Your objective: Copy every line of the records below that holds the word "الأزدي".

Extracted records
+ + + + +

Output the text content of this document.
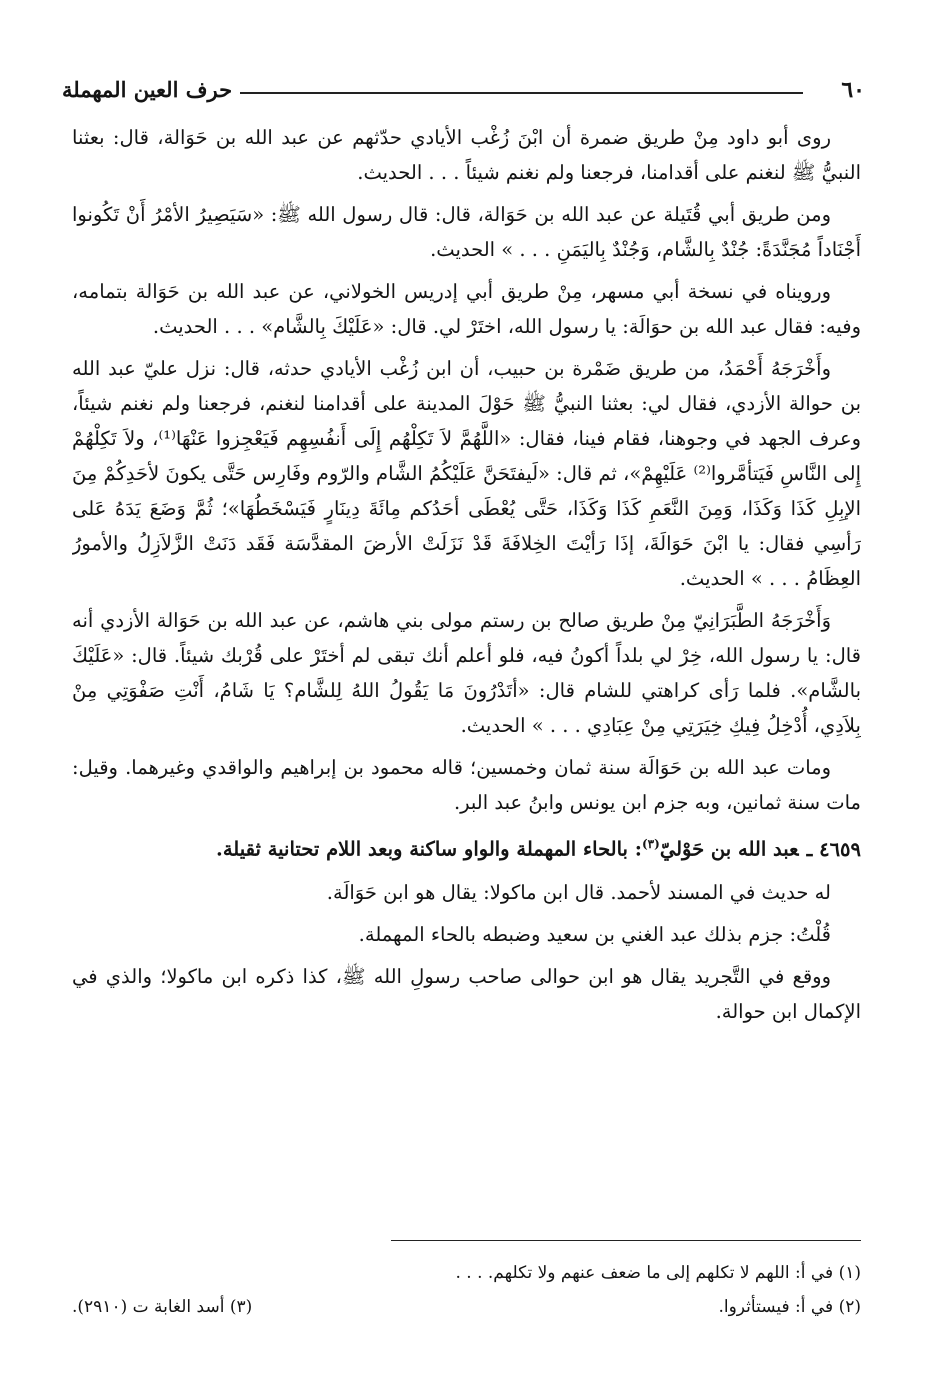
٦٠
حرف العين المهملة

روى أبو داود مِنْ طريق ضمرة أن ابْنَ زُغْب الأيادي حدّثهم عن عبد الله بن حَوَالة، قال: بعثنا النبيُّ ﷺ لنغنم على أقدامنا، فرجعنا ولم نغنم شيئاً . . . الحديث.

ومن طريق أبي قُتَيلة عن عبد الله بن حَوَالة، قال: قال رسول الله ﷺ: «سَيَصِيرُ الأمْرُ أَنْ تَكُونوا أَجْنَاداً مُجَنَّدَةً: جُنْدٌ بِالشَّام، وَجُنْدٌ بِاليَمَنِ . . . » الحديث.

ورويناه في نسخة أبي مسهر، مِنْ طريق أبي إدريس الخولاني، عن عبد الله بن حَوَالة بتمامه، وفيه: فقال عبد الله بن حوَالَة: يا رسول الله، اختَرْ لي. قال: «عَلَيْكَ بِالشَّام» . . . الحديث.

وأَخْرَجَهُ أَحْمَدُ، من طريق ضَمْرة بن حبيب، أن ابن زُغْب الأيادي حدثه، قال: نزل عليّ عبد الله بن حوالة الأزدي، فقال لي: بعثنا النبيُّ ﷺ حَوْلَ المدينة على أقدامنا لنغنم، فرجعنا ولم نغنم شيئاً، وعرف الجهد في وجوهنا، فقام فينا، فقال: «اللَّهُمَّ لاَ تَكِلْهُم إِلَى أَنفُسِهِم فَيَعْجِزوا عَنْهَا⁽¹⁾، ولاَ تَكِلْهُمْ إِلى النَّاسِ فَيَتأمَّروا⁽²⁾ عَلَيْهِمْ»، ثم قال: «لَيفتَحَنَّ عَلَيْكُمُ الشَّام والرّوم وفَارِس حَتَّى يكونَ لأحَدِكُمْ مِنَ الإبِلِ كَذَا وَكَذَا، وَمِنَ النَّعَمِ كَذَا وَكَذَا، حَتَّى يُعْطَى أحَدُكم مِائَةَ دِينَارٍ فَيَسْخَطُهَا»؛ ثُمَّ وَضَعَ يَدَهُ عَلى رَأسِي فقال: يا ابْنَ حَوَالَةَ، إذَا رَأيْتَ الخِلافَةَ قَدْ نَزَلَتْ الأرضَ المقدَّسَة فَقَد دَنَتْ الزَّلاَزِلُ والأمورُ العِظَامُ . . . » الحديث.

وَأَخْرَجَهُ الطَّبَرَانِيّ مِنْ طريق صالح بن رستم مولى بني هاشم، عن عبد الله بن حَوَالة الأزدي أنه قال: يا رسول الله، خِرْ لي بلداً أكونُ فيه، فلو أعلم أنك تبقى لم أختَرْ على قُرْبك شيئاً. قال: «عَلَيْكَ بالشَّام». فلما رَأى كراهتي للشام قال: «أتَدْرُونَ مَا يَقُولُ اللهُ لِلشَّام؟ يَا شَامُ، أَنْتِ صَفْوَتِي مِنْ بِلاَدِي، أُدْخِلُ فِيكِ خِيَرَتِي مِنْ عِبَادِي . . . » الحديث.

ومات عبد الله بن حَوَالَة سنة ثمان وخمسين؛ قاله محمود بن إبراهيم والواقدي وغيرهما. وقيل: مات سنة ثمانين، وبه جزم ابن يونس وابنُ عبد البر.

٤٦٥٩ ـعبد الله بن حَوْليّ$^{(٣)}$: بالحاء المهملة والواو ساكنة وبعد اللام تحتانية ثقيلة.

له حديث في المسند لأحمد. قال ابن ماكولا: يقال هو ابن حَوَالَة.

قُلْتُ: جزم بذلك عبد الغني بن سعيد وضبطه بالحاء المهملة.

ووقع في التَّجريد يقال هو ابن حوالى صاحب رسولِ الله ﷺ، كذا ذكره ابن ماكولا؛ والذي في الإكمال ابن حوالة.

(١) في أ: اللهم لا تكلهم إلى ما ضعف عنهم ولا تكلهم. . . .
(٢) في أ: فيستأثروا.
(٣) أسد الغابة ت (٢٩١٠).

+ + + + +

Output for this exercise:
وأَخْرَجَهُ أَحْمَدُ، من طريق ضَمْرة بن حبيب، أن ابن زُغْب الأيادي حدثه، قال: نزل عليّ عبد الله بن حوالة الأزدي، فقال لي: بعثنا النبيُّ ﷺ حَوْلَ المدينة على أقدامنا لنغنم، فرجعنا ولم نغنم شيئاً، وعرف الجهد في وجوهنا، فقام فينا، فقال: «اللَّهُمَّ لاَ تَكِلْهُم إِلَى أَنفُسِهِم فَيَعْجِزوا عَنْهَا⁽¹⁾، ولاَ تَكِلْهُمْ إِلى النَّاسِ فَيَتأمَّروا⁽²⁾ عَلَيْهِمْ»، ثم قال: «لَيفتَحَنَّ عَلَيْكُمُ الشَّام والرّوم وفَارِس حَتَّى يكونَ لأحَدِكُمْ مِنَ الإبِلِ كَذَا وَكَذَا، وَمِنَ النَّعَمِ كَذَا وَكَذَا، حَتَّى يُعْطَى أحَدُكم مِائَةَ دِينَارٍ فَيَسْخَطُهَا»؛ ثُمَّ وَضَعَ يَدَهُ عَلى رَأسِي فقال: يا ابْنَ حَوَالَةَ، إذَا رَأيْتَ الخِلافَةَ قَدْ نَزَلَتْ الأرضَ المقدَّسَة فَقَد دَنَتْ الزَّلاَزِلُ والأمورُ العِظَامُ . . . » الحديث.
وَأَخْرَجَهُ الطَّبَرَانِيّ مِنْ طريق صالح بن رستم مولى بني هاشم، عن عبد الله بن حَوَالة الأزدي أنه قال: يا رسول الله، خِرْ لي بلداً أكونُ فيه، فلو أعلم أنك تبقى لم أختَرْ على قُرْبك شيئاً. قال: «عَلَيْكَ بالشَّام». فلما رَأى كراهتي للشام قال: «أتَدْرُونَ مَا يَقُولُ اللهُ لِلشَّام؟ يَا شَامُ، أَنْتِ صَفْوَتِي مِنْ بِلاَدِي، أُدْخِلُ فِيكِ خِيَرَتِي مِنْ عِبَادِي . . . » الحديث.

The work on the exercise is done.